Coordinate annotation records:
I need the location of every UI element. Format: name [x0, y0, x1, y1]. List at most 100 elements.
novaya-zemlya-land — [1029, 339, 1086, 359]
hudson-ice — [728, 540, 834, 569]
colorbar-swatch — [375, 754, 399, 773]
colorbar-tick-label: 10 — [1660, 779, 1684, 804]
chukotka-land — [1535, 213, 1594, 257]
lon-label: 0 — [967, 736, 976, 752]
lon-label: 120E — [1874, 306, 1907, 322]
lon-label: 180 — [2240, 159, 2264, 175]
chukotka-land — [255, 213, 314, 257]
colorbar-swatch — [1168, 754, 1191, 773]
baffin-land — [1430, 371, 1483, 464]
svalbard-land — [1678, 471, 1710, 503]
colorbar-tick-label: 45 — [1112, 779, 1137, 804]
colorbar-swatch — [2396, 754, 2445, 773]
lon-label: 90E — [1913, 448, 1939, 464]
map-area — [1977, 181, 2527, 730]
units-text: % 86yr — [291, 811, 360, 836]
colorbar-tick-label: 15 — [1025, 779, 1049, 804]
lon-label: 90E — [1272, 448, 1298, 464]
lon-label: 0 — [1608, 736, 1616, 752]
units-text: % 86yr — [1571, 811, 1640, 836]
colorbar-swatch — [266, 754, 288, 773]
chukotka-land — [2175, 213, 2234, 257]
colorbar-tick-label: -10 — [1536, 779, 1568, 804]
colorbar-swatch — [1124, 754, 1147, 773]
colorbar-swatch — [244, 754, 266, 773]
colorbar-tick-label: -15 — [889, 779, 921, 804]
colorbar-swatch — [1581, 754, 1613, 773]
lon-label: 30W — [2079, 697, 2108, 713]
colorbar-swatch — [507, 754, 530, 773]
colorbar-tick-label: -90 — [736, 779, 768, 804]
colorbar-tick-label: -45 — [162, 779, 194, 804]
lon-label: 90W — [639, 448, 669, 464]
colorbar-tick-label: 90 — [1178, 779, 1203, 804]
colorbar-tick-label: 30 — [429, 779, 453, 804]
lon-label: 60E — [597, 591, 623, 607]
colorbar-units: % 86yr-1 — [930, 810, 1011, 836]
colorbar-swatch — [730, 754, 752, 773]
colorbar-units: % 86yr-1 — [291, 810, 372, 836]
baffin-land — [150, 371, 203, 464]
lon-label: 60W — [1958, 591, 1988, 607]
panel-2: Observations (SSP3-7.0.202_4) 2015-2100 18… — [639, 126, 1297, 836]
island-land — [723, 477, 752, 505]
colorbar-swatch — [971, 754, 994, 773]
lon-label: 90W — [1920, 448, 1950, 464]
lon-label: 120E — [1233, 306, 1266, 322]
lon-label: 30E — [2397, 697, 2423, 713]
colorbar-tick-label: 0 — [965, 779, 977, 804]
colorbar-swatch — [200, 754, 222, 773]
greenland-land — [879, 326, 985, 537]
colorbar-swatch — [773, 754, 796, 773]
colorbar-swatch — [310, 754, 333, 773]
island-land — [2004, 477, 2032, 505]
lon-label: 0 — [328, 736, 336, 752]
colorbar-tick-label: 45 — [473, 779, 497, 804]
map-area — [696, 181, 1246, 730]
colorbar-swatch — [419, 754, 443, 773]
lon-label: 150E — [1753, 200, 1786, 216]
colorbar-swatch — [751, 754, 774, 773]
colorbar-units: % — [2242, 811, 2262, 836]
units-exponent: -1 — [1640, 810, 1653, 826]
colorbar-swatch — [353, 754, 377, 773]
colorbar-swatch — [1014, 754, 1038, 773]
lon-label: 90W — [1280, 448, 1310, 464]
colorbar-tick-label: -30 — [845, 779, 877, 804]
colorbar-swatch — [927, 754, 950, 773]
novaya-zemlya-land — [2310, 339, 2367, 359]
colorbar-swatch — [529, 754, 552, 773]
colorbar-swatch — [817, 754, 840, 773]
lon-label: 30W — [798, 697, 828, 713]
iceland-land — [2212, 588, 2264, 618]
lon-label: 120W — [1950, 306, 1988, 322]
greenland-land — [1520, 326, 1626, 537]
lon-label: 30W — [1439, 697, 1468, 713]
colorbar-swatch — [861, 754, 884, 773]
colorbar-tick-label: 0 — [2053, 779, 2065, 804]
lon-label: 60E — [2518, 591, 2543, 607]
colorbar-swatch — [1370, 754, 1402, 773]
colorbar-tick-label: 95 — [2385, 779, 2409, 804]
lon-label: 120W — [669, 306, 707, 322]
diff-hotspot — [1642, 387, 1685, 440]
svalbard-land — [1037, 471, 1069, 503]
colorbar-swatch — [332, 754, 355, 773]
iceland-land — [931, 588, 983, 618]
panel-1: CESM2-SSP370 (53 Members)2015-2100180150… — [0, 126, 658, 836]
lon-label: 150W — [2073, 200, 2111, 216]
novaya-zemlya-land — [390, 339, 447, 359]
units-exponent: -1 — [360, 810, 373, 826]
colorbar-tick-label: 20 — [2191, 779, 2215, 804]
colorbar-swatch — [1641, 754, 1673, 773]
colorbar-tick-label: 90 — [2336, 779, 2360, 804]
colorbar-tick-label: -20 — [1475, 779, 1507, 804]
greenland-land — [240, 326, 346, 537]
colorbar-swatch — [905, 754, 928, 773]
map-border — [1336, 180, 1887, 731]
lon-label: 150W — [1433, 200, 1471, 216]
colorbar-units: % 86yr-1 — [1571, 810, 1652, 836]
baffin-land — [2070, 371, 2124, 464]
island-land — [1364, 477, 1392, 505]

■ **GIVEN PROBLEM**
Edit the data above so that every "lon-label" becomes "longitude-label", and leave everything else unchanged.

■ **SOLUTION TO THIS TASK**
I need the location of every UI element. Format: name [x0, y0, x1, y1]. List at most 100 elements.
novaya-zemlya-land — [1029, 339, 1086, 359]
hudson-ice — [728, 540, 834, 569]
colorbar-swatch — [375, 754, 399, 773]
colorbar-tick-label: 10 — [1660, 779, 1684, 804]
chukotka-land — [1535, 213, 1594, 257]
longitude-label: 0 — [967, 736, 976, 752]
longitude-label: 120E — [1874, 306, 1907, 322]
longitude-label: 180 — [2240, 159, 2264, 175]
chukotka-land — [255, 213, 314, 257]
colorbar-swatch — [1168, 754, 1191, 773]
baffin-land — [1430, 371, 1483, 464]
svalbard-land — [1678, 471, 1710, 503]
colorbar-tick-label: 45 — [1112, 779, 1137, 804]
colorbar-swatch — [2396, 754, 2445, 773]
longitude-label: 90E — [1913, 448, 1939, 464]
map-area — [1977, 181, 2527, 730]
units-text: % 86yr — [291, 811, 360, 836]
colorbar-tick-label: 15 — [1025, 779, 1049, 804]
longitude-label: 90E — [1272, 448, 1298, 464]
longitude-label: 0 — [1608, 736, 1616, 752]
units-text: % 86yr — [1571, 811, 1640, 836]
colorbar-swatch — [266, 754, 288, 773]
chukotka-land — [2175, 213, 2234, 257]
colorbar-tick-label: -10 — [1536, 779, 1568, 804]
colorbar-swatch — [1124, 754, 1147, 773]
colorbar-swatch — [244, 754, 266, 773]
colorbar-tick-label: -15 — [889, 779, 921, 804]
colorbar-swatch — [1581, 754, 1613, 773]
longitude-label: 30W — [2079, 697, 2108, 713]
colorbar-swatch — [507, 754, 530, 773]
colorbar-tick-label: -90 — [736, 779, 768, 804]
colorbar-tick-label: -45 — [162, 779, 194, 804]
longitude-label: 90W — [639, 448, 669, 464]
colorbar-tick-label: 90 — [1178, 779, 1203, 804]
colorbar-tick-label: 30 — [429, 779, 453, 804]
longitude-label: 60E — [597, 591, 623, 607]
colorbar-units: % 86yr-1 — [930, 810, 1011, 836]
colorbar-swatch — [730, 754, 752, 773]
colorbar-units: % 86yr-1 — [291, 810, 372, 836]
baffin-land — [150, 371, 203, 464]
longitude-label: 60W — [1958, 591, 1988, 607]
panel-2: Observations (SSP3-7.0.202_4) 2015-2100 18… — [639, 126, 1297, 836]
island-land — [723, 477, 752, 505]
colorbar-swatch — [971, 754, 994, 773]
longitude-label: 90W — [1920, 448, 1950, 464]
longitude-label: 120E — [1233, 306, 1266, 322]
longitude-label: 30E — [2397, 697, 2423, 713]
colorbar-tick-label: 0 — [965, 779, 977, 804]
colorbar-swatch — [200, 754, 222, 773]
greenland-land — [879, 326, 985, 537]
colorbar-swatch — [773, 754, 796, 773]
colorbar-swatch — [310, 754, 333, 773]
island-land — [2004, 477, 2032, 505]
longitude-label: 0 — [328, 736, 336, 752]
colorbar-tick-label: 45 — [473, 779, 497, 804]
map-area — [696, 181, 1246, 730]
colorbar-swatch — [419, 754, 443, 773]
longitude-label: 150E — [1753, 200, 1786, 216]
colorbar-swatch — [751, 754, 774, 773]
colorbar-units: % — [2242, 811, 2262, 836]
units-exponent: -1 — [1640, 810, 1653, 826]
colorbar-swatch — [353, 754, 377, 773]
colorbar-swatch — [1014, 754, 1038, 773]
longitude-label: 90W — [1280, 448, 1310, 464]
colorbar-tick-label: -30 — [845, 779, 877, 804]
colorbar-swatch — [927, 754, 950, 773]
novaya-zemlya-land — [2310, 339, 2367, 359]
colorbar-swatch — [529, 754, 552, 773]
colorbar-swatch — [817, 754, 840, 773]
longitude-label: 30W — [798, 697, 828, 713]
iceland-land — [2212, 588, 2264, 618]
longitude-label: 120W — [1950, 306, 1988, 322]
greenland-land — [1520, 326, 1626, 537]
longitude-label: 30W — [1439, 697, 1468, 713]
colorbar-swatch — [861, 754, 884, 773]
colorbar-tick-label: 0 — [2053, 779, 2065, 804]
longitude-label: 60E — [2518, 591, 2543, 607]
colorbar-swatch — [1370, 754, 1402, 773]
colorbar-tick-label: 95 — [2385, 779, 2409, 804]
longitude-label: 120W — [669, 306, 707, 322]
diff-hotspot — [1642, 387, 1685, 440]
svalbard-land — [1037, 471, 1069, 503]
colorbar-swatch — [332, 754, 355, 773]
iceland-land — [931, 588, 983, 618]
panel-1: CESM2-SSP370 (53 Members)2015-2100180150… — [0, 126, 658, 836]
longitude-label: 150W — [2073, 200, 2111, 216]
novaya-zemlya-land — [390, 339, 447, 359]
units-exponent: -1 — [360, 810, 373, 826]
colorbar-tick-label: 20 — [2191, 779, 2215, 804]
colorbar-swatch — [1641, 754, 1673, 773]
colorbar-tick-label: 90 — [2336, 779, 2360, 804]
colorbar-tick-label: -20 — [1475, 779, 1507, 804]
greenland-land — [240, 326, 346, 537]
colorbar-swatch — [905, 754, 928, 773]
map-border — [1336, 180, 1887, 731]
longitude-label: 150W — [1433, 200, 1471, 216]
colorbar-units: % 86yr-1 — [1571, 810, 1652, 836]
baffin-land — [2070, 371, 2124, 464]
island-land — [1364, 477, 1392, 505]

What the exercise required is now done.